Keep only the lines of the data below that contain "subtitle", and copy them.

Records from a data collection
________

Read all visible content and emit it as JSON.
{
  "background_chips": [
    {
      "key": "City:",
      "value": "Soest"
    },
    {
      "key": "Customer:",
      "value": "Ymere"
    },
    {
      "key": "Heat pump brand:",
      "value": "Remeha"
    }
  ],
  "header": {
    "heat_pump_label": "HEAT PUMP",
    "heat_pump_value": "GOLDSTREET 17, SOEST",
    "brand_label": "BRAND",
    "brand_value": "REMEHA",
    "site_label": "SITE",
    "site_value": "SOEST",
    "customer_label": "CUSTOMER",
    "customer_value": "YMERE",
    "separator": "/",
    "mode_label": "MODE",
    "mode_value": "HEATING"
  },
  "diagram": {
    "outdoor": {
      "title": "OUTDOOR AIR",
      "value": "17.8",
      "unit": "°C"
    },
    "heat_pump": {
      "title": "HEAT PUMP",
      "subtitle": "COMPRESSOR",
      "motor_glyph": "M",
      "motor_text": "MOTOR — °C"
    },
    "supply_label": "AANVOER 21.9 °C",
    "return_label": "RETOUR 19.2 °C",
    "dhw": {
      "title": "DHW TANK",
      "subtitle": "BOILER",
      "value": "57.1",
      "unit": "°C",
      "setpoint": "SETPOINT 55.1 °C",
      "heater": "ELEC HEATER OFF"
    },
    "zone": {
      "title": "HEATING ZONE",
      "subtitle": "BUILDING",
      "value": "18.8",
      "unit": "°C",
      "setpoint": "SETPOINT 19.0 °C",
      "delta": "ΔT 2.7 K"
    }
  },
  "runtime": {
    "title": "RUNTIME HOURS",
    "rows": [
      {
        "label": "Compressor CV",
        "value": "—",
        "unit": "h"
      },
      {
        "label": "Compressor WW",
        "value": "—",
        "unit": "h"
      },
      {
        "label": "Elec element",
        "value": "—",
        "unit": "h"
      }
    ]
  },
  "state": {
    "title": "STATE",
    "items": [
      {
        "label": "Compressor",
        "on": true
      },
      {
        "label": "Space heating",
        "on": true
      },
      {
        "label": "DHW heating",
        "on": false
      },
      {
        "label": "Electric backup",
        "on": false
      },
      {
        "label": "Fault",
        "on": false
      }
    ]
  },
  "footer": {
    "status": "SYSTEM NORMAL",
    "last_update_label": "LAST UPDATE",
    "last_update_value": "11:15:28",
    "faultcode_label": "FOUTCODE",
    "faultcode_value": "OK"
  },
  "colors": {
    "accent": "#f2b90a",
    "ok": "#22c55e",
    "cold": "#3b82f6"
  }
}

________

**Exercise output**.
      "subtitle": "COMPRESSOR",
      "subtitle": "BOILER",
      "subtitle": "BUILDING",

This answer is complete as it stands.